ENTRIES —
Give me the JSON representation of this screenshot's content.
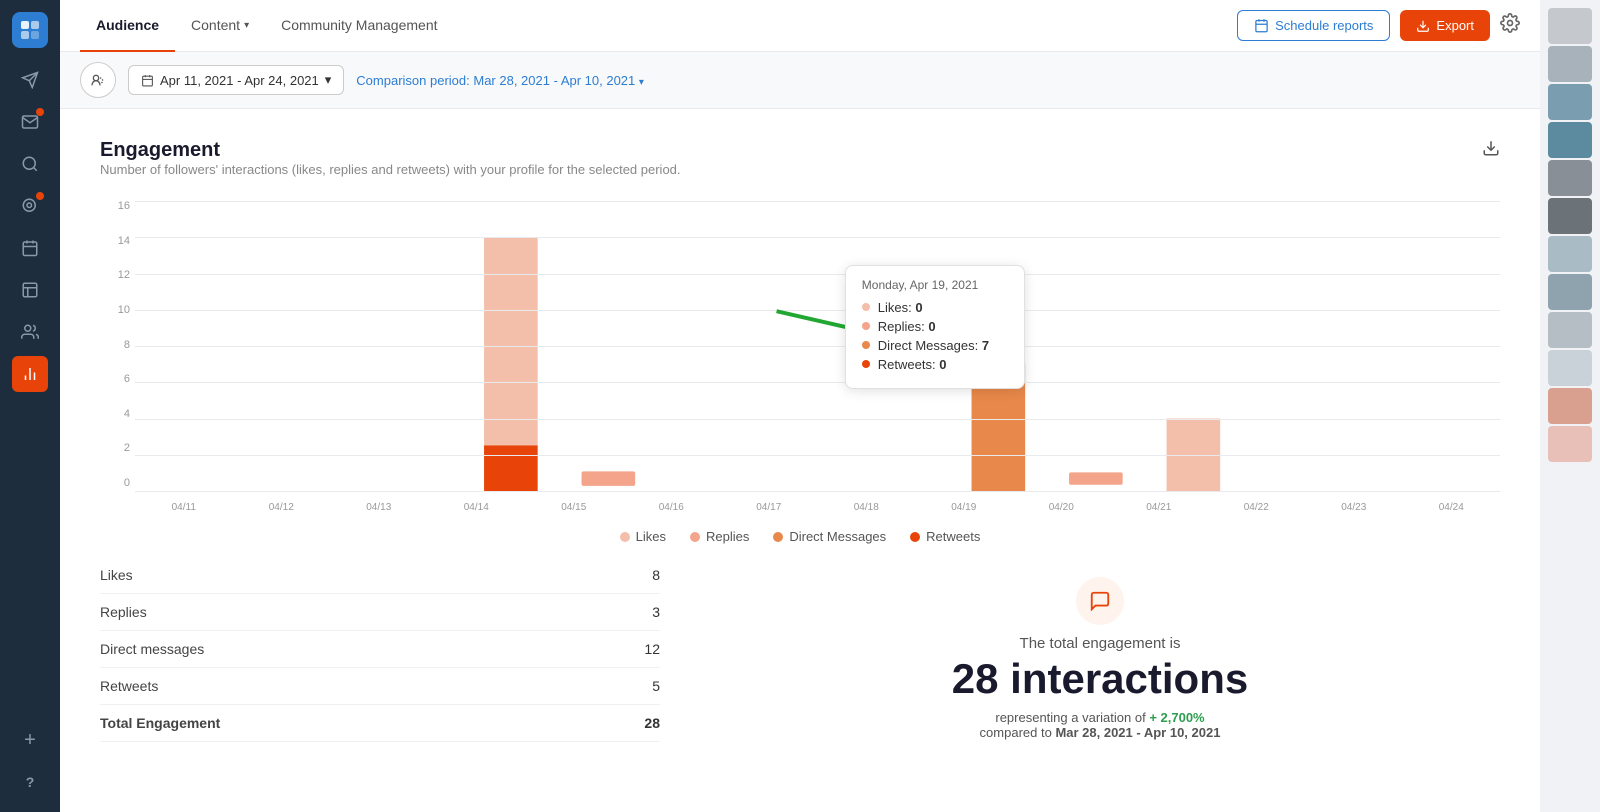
{
  "sidebar": {
    "logo_icon": "◈",
    "icons": [
      {
        "name": "paper-plane-icon",
        "glyph": "✈",
        "active": false,
        "badge": false
      },
      {
        "name": "compose-icon",
        "glyph": "✏",
        "active": false,
        "badge": true
      },
      {
        "name": "search-icon",
        "glyph": "🔍",
        "active": false,
        "badge": false
      },
      {
        "name": "calendar-icon",
        "glyph": "📅",
        "active": false,
        "badge": false
      },
      {
        "name": "schedule-icon",
        "glyph": "📋",
        "active": false,
        "badge": false
      },
      {
        "name": "team-icon",
        "glyph": "👥",
        "active": false,
        "badge": false
      },
      {
        "name": "analytics-icon",
        "glyph": "📊",
        "active": true,
        "badge": false
      }
    ],
    "bottom_icons": [
      {
        "name": "add-icon",
        "glyph": "+",
        "active": false
      },
      {
        "name": "help-icon",
        "glyph": "?",
        "active": false
      }
    ]
  },
  "color_swatches": [
    "#c5c9cd",
    "#a8b2ba",
    "#7b9db0",
    "#5c8a9e",
    "#888f96",
    "#6b7278",
    "#a9bbc5",
    "#8fa3ae",
    "#b5bec4",
    "#c8d2d8",
    "#d9a090",
    "#e8c0b8"
  ],
  "top_nav": {
    "tabs": [
      {
        "label": "Audience",
        "active": true
      },
      {
        "label": "Content",
        "active": false,
        "has_chevron": true
      },
      {
        "label": "Community Management",
        "active": false
      }
    ],
    "schedule_reports_label": "Schedule reports",
    "export_label": "Export",
    "settings_icon": "⚙"
  },
  "filter_bar": {
    "date_range": "Apr 11, 2021 - Apr 24, 2021",
    "comparison_label": "Comparison period:",
    "comparison_date": "Mar 28, 2021 - Apr 10, 2021"
  },
  "engagement_section": {
    "title": "Engagement",
    "description": "Number of followers' interactions (likes, replies and retweets) with your profile for the selected period.",
    "y_labels": [
      "16",
      "14",
      "12",
      "10",
      "8",
      "6",
      "4",
      "2",
      "0"
    ],
    "x_labels": [
      "04/11",
      "04/12",
      "04/13",
      "04/14",
      "04/15",
      "04/16",
      "04/17",
      "04/18",
      "04/19",
      "04/20",
      "04/21",
      "04/22",
      "04/23",
      "04/24"
    ],
    "legend": [
      {
        "label": "Likes",
        "color": "#f4bfaa"
      },
      {
        "label": "Replies",
        "color": "#f4a48a"
      },
      {
        "label": "Direct Messages",
        "color": "#e8884a"
      },
      {
        "label": "Retweets",
        "color": "#e8440a"
      }
    ],
    "tooltip": {
      "date": "Monday, Apr 19, 2021",
      "rows": [
        {
          "label": "Likes:",
          "value": "0",
          "color": "#f4bfaa"
        },
        {
          "label": "Replies:",
          "value": "0",
          "color": "#f4a48a"
        },
        {
          "label": "Direct Messages:",
          "value": "7",
          "color": "#e8884a"
        },
        {
          "label": "Retweets:",
          "value": "0",
          "color": "#e8440a"
        }
      ]
    },
    "stats": [
      {
        "label": "Likes",
        "value": "8"
      },
      {
        "label": "Replies",
        "value": "3"
      },
      {
        "label": "Direct messages",
        "value": "12"
      },
      {
        "label": "Retweets",
        "value": "5"
      },
      {
        "label": "Total Engagement",
        "value": "28",
        "is_total": true
      }
    ],
    "summary": {
      "intro": "The total engagement is",
      "number": "28 interactions",
      "variation_prefix": "representing a variation of",
      "variation_value": "+ 2,700%",
      "comparison_prefix": "compared to",
      "comparison_date": "Mar 28, 2021 - Apr 10, 2021"
    }
  }
}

EXERCISE GOAL — Show every line of the records above that contains the word "Direct".

WRITTEN ANSWER —
        "label": "Direct Messages",
          "label": "Direct Messages:",
        "label": "Direct messages",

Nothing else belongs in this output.